* **Task goal**: Report all lines below with the word "increase".

* **Input records**:
---+---
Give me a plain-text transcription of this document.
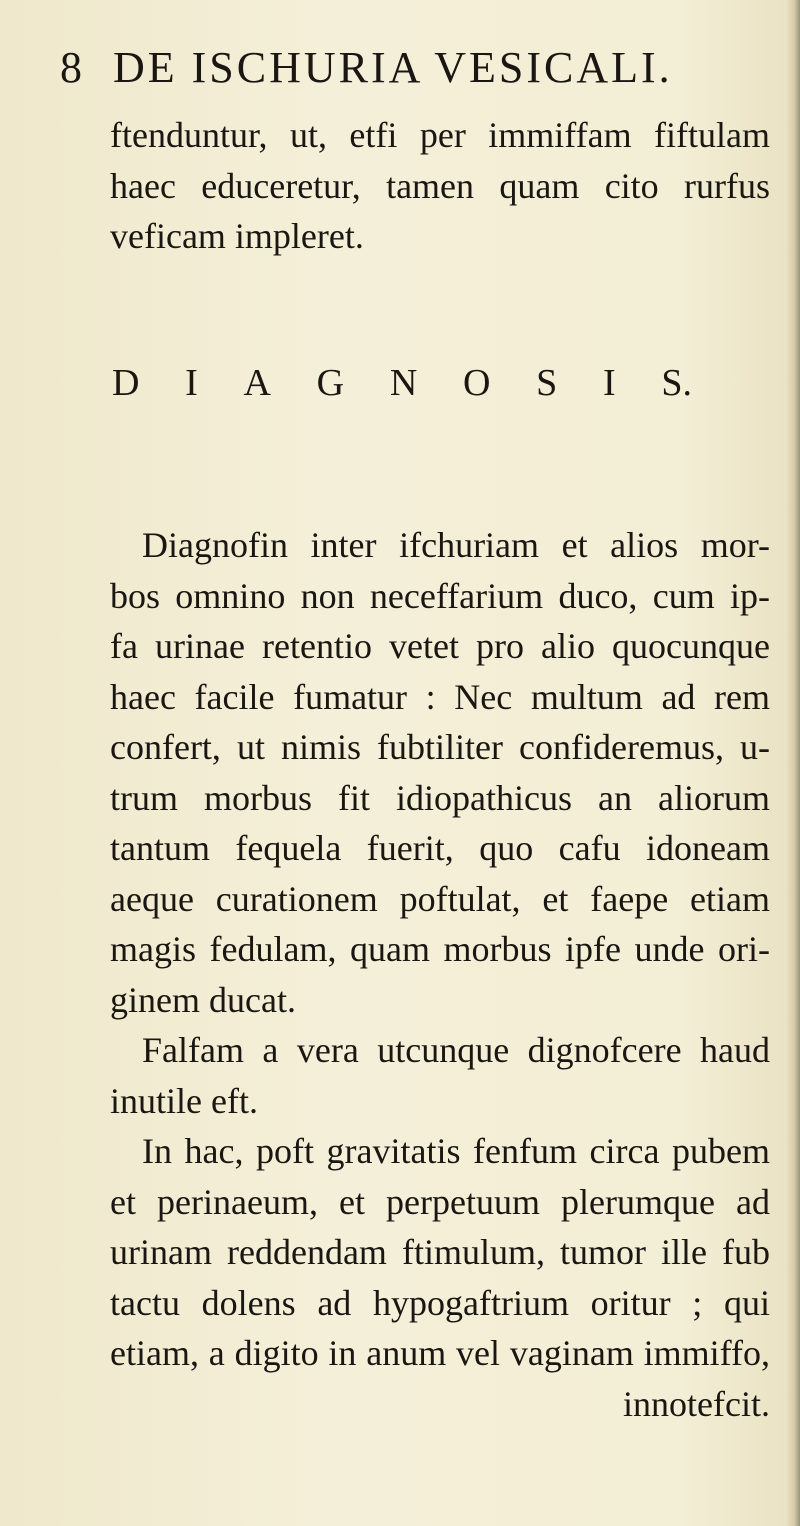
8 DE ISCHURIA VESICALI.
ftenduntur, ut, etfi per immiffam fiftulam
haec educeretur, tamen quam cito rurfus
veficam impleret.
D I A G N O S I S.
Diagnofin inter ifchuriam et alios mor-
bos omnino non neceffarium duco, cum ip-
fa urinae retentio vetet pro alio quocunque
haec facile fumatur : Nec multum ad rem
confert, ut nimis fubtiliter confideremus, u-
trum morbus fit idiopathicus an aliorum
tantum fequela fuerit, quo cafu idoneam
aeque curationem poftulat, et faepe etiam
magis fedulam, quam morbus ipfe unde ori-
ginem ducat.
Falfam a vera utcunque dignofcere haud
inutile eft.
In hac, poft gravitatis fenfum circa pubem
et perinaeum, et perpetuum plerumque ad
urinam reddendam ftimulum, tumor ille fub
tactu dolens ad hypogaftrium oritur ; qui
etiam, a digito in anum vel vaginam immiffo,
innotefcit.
---+---
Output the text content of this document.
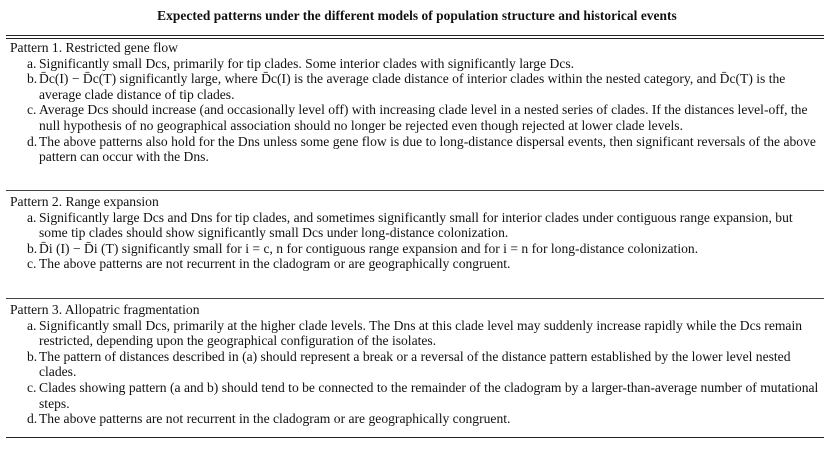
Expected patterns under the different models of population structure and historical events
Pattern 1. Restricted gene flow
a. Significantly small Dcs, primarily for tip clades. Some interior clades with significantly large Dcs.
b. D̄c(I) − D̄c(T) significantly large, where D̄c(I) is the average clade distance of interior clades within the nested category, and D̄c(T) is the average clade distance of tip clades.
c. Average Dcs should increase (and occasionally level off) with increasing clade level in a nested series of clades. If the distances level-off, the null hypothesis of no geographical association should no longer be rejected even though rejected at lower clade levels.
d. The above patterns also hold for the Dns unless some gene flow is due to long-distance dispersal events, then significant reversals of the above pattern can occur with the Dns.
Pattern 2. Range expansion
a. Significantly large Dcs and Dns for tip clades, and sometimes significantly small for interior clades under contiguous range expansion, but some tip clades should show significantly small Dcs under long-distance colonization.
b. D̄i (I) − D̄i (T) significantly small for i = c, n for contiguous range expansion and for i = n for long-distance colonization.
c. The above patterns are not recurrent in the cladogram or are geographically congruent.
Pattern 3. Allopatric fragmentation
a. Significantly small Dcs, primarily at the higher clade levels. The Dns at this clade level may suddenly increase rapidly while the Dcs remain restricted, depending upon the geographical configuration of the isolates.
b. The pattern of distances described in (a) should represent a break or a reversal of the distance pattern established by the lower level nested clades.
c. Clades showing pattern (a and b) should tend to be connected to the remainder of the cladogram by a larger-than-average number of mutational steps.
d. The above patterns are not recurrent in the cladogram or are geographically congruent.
---+---
* **Finished exercise**:
c. Average Dcs should increase (and occasionally level off) with increasing clade level in a nested series of clades. If the distances level-off, the null hypothesis of no geographical association should no longer be rejected even though rejected at lower clade levels.
a. Significantly small Dcs, primarily at the higher clade levels. The Dns at this clade level may suddenly increase rapidly while the Dcs remain restricted, depending upon the geographical configuration of the isolates.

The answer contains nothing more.